── Extracted records ──

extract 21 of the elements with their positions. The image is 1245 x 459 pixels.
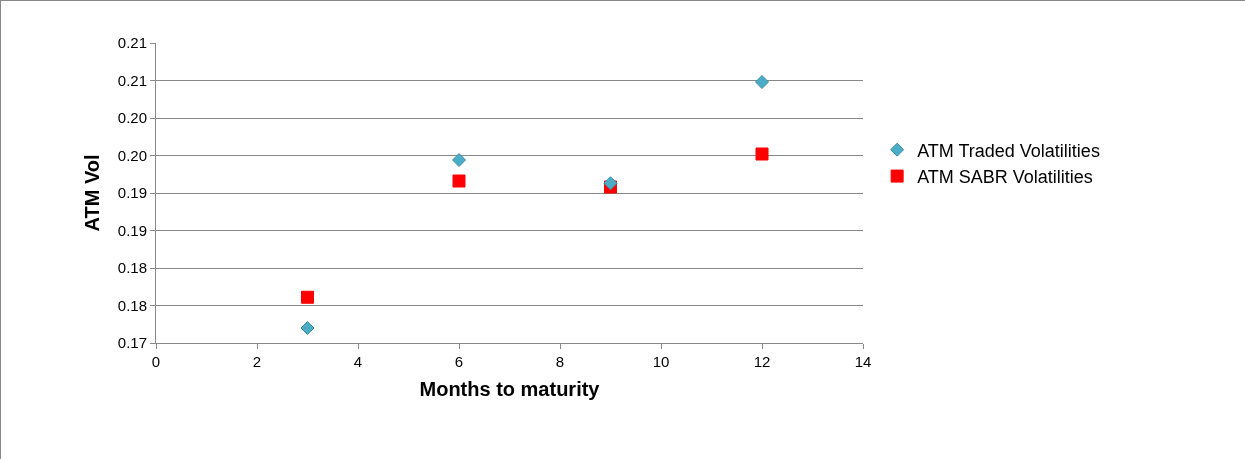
x-tick-label: 4 bbox=[353, 353, 363, 370]
y-tick-label: 0.20 bbox=[117, 109, 147, 127]
x-tick-label: 8 bbox=[555, 353, 565, 370]
y-tick-label: 0.18 bbox=[117, 296, 147, 314]
x-tick-label: 0 bbox=[151, 353, 161, 370]
y-tick-label: 0.19 bbox=[117, 184, 147, 202]
x-tick-label: 2 bbox=[252, 353, 262, 370]
y-axis-title: ATM Vol bbox=[81, 154, 104, 232]
legend-label: ATM Traded Volatilities bbox=[917, 140, 1100, 161]
x-axis-title: Months to maturity bbox=[419, 377, 601, 400]
y-tick-label: 0.18 bbox=[117, 259, 147, 277]
y-tick-label: 0.19 bbox=[117, 221, 147, 239]
y-tick-label: 0.21 bbox=[117, 71, 147, 89]
y-tick-label: 0.21 bbox=[117, 34, 147, 52]
x-tick-label: 10 bbox=[652, 353, 670, 370]
x-tick-label: 6 bbox=[454, 353, 464, 370]
x-tick-label: 14 bbox=[854, 353, 872, 370]
y-tick-label: 0.17 bbox=[117, 334, 147, 352]
legend-label: ATM SABR Volatilities bbox=[917, 167, 1093, 188]
x-tick-label: 12 bbox=[753, 353, 771, 370]
y-tick-label: 0.20 bbox=[117, 146, 147, 164]
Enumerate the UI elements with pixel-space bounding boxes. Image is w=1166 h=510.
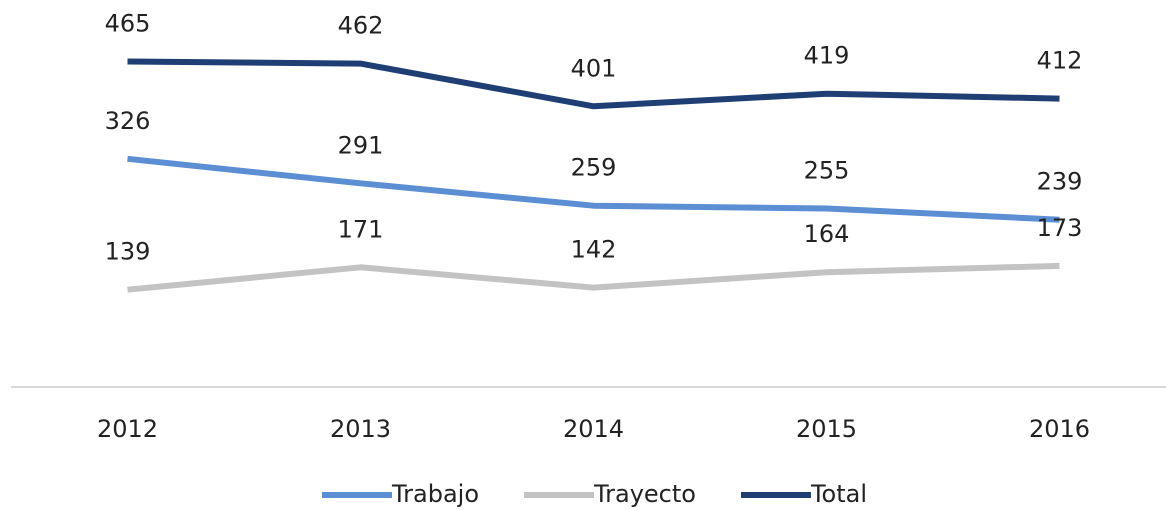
series-line	[127, 58, 1060, 110]
data-label: 259	[571, 154, 617, 182]
x-tick-label: 2012	[97, 415, 158, 443]
data-label: 255	[804, 157, 850, 185]
data-label: 142	[571, 236, 617, 264]
data-label: 171	[338, 215, 384, 243]
data-label: 139	[105, 238, 151, 266]
x-tick-label: 2015	[796, 415, 857, 443]
data-label: 401	[571, 54, 617, 82]
legend-label: Trabajo	[391, 480, 479, 508]
data-label: 465	[105, 10, 151, 38]
x-tick-label: 2016	[1029, 415, 1090, 443]
data-label: 462	[338, 12, 384, 40]
x-tick-label: 2013	[330, 415, 391, 443]
series-line	[127, 262, 1060, 293]
data-label: 291	[338, 131, 384, 159]
legend-label: Trayecto	[593, 480, 696, 508]
data-label: 173	[1037, 214, 1083, 242]
x-tick-label: 2014	[563, 415, 624, 443]
data-label: 419	[804, 42, 850, 70]
data-label: 164	[804, 220, 850, 248]
data-label: 239	[1037, 168, 1083, 196]
data-label: 412	[1037, 47, 1083, 75]
series-line	[127, 155, 1060, 223]
data-label: 326	[105, 107, 151, 135]
legend-label: Total	[810, 480, 867, 508]
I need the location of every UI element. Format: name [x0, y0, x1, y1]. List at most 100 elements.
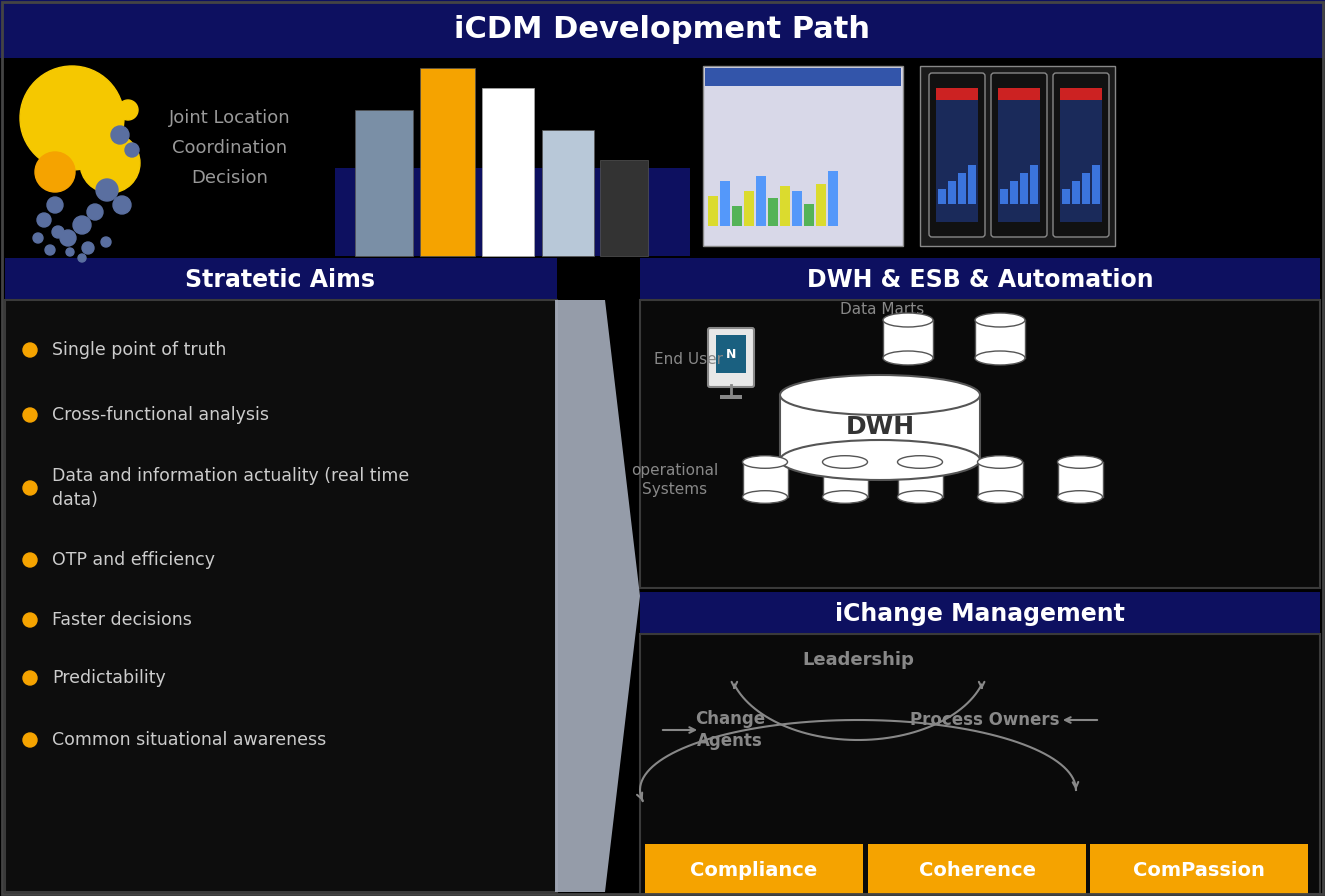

───

▸ **Task instructions**
Please arrange the lines of the records as a numbered list, from the line with "x-tick-label: 4 bbox=[353, 353, 363, 370]" up to and including the line with "Enumerate the UI", leaving out any blank lines.

▸ **Expected answer**
1. x-tick-label: 4 bbox=[353, 353, 363, 370]
2. y-tick-label: 0.20 bbox=[117, 109, 147, 127]
3. x-tick-label: 8 bbox=[555, 353, 565, 370]
4. y-tick-label: 0.18 bbox=[117, 296, 147, 314]
5. x-tick-label: 0 bbox=[151, 353, 161, 370]
6. y-tick-label: 0.19 bbox=[117, 184, 147, 202]
7. x-tick-label: 2 bbox=[252, 353, 262, 370]
8. y-axis-title: ATM Vol bbox=[81, 154, 104, 232]
9. legend-label: ATM Traded Volatilities bbox=[917, 140, 1100, 161]
10. x-axis-title: Months to maturity bbox=[419, 377, 601, 400]
11. y-tick-label: 0.18 bbox=[117, 259, 147, 277]
12. y-tick-label: 0.19 bbox=[117, 221, 147, 239]
13. y-tick-label: 0.21 bbox=[117, 71, 147, 89]
14. y-tick-label: 0.21 bbox=[117, 34, 147, 52]
15. x-tick-label: 10 bbox=[652, 353, 670, 370]
16. x-tick-label: 6 bbox=[454, 353, 464, 370]
17. x-tick-label: 14 bbox=[854, 353, 872, 370]
18. y-tick-label: 0.17 bbox=[117, 334, 147, 352]
19. legend-label: ATM SABR Volatilities bbox=[917, 167, 1093, 188]
20. x-tick-label: 12 bbox=[753, 353, 771, 370]
21. y-tick-label: 0.20 bbox=[117, 146, 147, 164]
22. Enumerate the UI elements with pixel-space bounding boxes. Image is w=1166 h=510.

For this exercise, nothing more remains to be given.